**Dataset**
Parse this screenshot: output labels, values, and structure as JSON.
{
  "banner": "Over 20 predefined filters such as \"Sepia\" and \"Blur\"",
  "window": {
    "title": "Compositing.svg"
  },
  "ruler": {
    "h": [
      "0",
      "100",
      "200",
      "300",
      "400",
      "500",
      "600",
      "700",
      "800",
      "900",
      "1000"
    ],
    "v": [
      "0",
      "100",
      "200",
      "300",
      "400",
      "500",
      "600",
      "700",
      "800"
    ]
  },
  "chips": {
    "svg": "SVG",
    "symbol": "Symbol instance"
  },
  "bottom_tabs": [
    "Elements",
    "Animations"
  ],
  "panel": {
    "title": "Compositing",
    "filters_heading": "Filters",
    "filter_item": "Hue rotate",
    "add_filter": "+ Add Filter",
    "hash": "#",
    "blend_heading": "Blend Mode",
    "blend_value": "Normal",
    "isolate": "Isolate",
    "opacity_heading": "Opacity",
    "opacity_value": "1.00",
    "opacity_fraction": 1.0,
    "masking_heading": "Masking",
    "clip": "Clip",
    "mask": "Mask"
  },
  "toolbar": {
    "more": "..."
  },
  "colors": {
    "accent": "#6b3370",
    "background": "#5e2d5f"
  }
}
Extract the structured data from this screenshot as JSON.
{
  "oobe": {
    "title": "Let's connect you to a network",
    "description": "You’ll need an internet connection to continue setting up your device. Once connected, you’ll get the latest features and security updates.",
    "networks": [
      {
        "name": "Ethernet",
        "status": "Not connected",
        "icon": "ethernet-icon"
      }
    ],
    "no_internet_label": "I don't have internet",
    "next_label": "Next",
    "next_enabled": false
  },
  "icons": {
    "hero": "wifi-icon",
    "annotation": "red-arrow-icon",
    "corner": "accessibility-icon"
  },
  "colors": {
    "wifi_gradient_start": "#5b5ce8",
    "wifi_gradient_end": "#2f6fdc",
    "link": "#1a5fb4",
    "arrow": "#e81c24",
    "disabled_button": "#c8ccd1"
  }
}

**Work to be completed**
Among the entries above, identify all lines with "internet" and copy them.

**Reply**
    "description": "You’ll need an internet connection to continue setting up your device. Once connected, you’ll get the latest features and security updates.",
    "no_internet_label": "I don't have internet",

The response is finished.